Gather the lines that hold the string "天仙宝境".

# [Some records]
>>>>

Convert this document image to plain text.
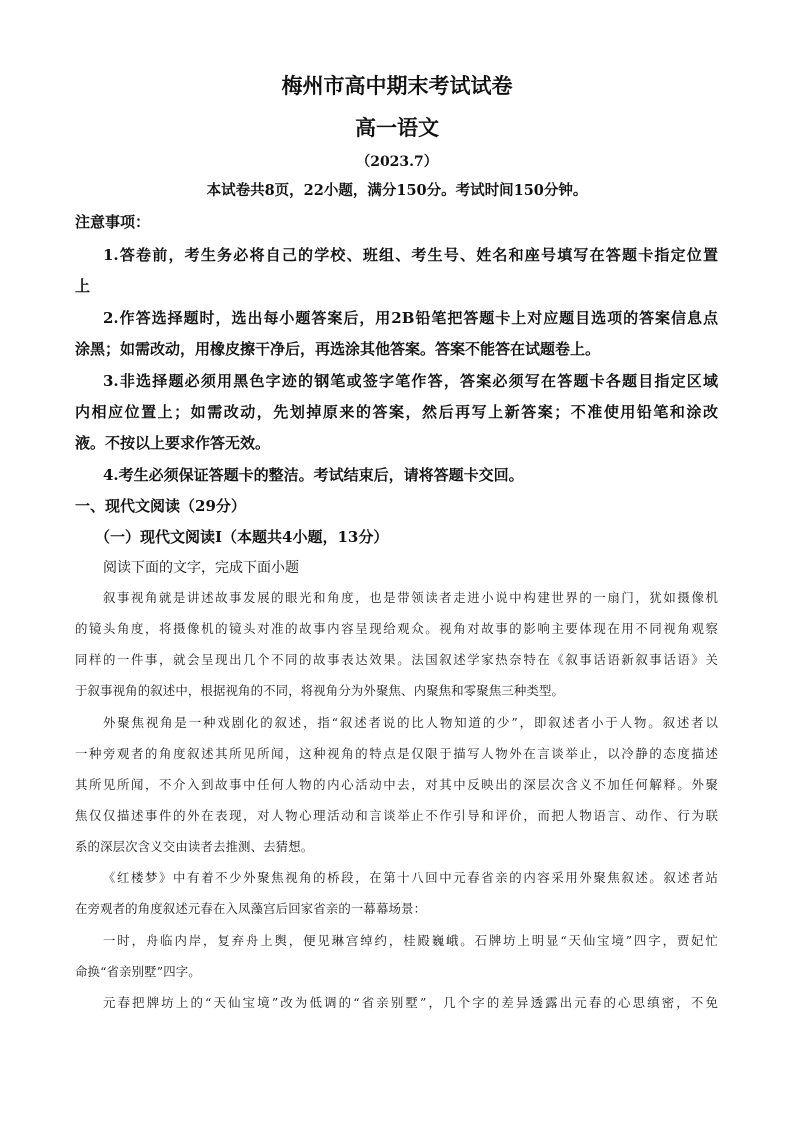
梅州市高中期末考试试卷
高一语文
（2023.7）
本试卷共8页，22小题，满分150分。考试时间150分钟。
注意事项：
1.答卷前，考生务必将自己的学校、班组、考生号、姓名和座号填写在答题卡指定位置
上
2.作答选择题时，选出每小题答案后，用2B铅笔把答题卡上对应题目选项的答案信息点
涂黑；如需改动，用橡皮擦干净后，再选涂其他答案。答案不能答在试题卷上。
3.非选择题必须用黑色字迹的钢笔或签字笔作答，答案必须写在答题卡各题目指定区域
内相应位置上；如需改动，先划掉原来的答案，然后再写上新答案；不准使用铅笔和涂改
液。不按以上要求作答无效。
4.考生必须保证答题卡的整洁。考试结束后，请将答题卡交回。
一、现代文阅读（29分）
（一）现代文阅读Ⅰ（本题共4小题，13分）
阅读下面的文字，完成下面小题
叙事视角就是讲述故事发展的眼光和角度，也是带领读者走进小说中构建世界的一扇门，犹如摄像机
的镜头角度，将摄像机的镜头对准的故事内容呈现给观众。视角对故事的影响主要体现在用不同视角观察
同样的一件事，就会呈现出几个不同的故事表达效果。法国叙述学家热奈特在《叙事话语新叙事话语》关
于叙事视角的叙述中，根据视角的不同，将视角分为外聚焦、内聚焦和零聚焦三种类型。
外聚焦视角是一种戏剧化的叙述，指“叙述者说的比人物知道的少”，即叙述者小于人物。叙述者以
一种旁观者的角度叙述其所见所闻，这种视角的特点是仅限于描写人物外在言谈举止，以冷静的态度描述
其所见所闻，不介入到故事中任何人物的内心活动中去，对其中反映出的深层次含义不加任何解释。外聚
焦仅仅描述事件的外在表现，对人物心理活动和言谈举止不作引导和评价，而把人物语言、动作、行为联
系的深层次含义交由读者去推测、去猜想。
《红楼梦》中有着不少外聚焦视角的桥段，在第十八回中元春省亲的内容采用外聚焦叙述。叙述者站
在旁观者的角度叙述元春在入凤藻宫后回家省亲的一幕幕场景：
一时，舟临内岸，复弃舟上舆，便见琳宫绰约，桂殿巍峨。石牌坊上明显“天仙宝境”四字，贾妃忙
命换“省亲别墅”四字。
元春把牌坊上的“天仙宝境”改为低调的“省亲别墅”，几个字的差异透露出元春的心思缜密，不免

<<<<

# [The solution]
一时，舟临内岸，复弃舟上舆，便见琳宫绰约，桂殿巍峨。石牌坊上明显“天仙宝境”四字，贾妃忙
元春把牌坊上的“天仙宝境”改为低调的“省亲别墅”，几个字的差异透露出元春的心思缜密，不免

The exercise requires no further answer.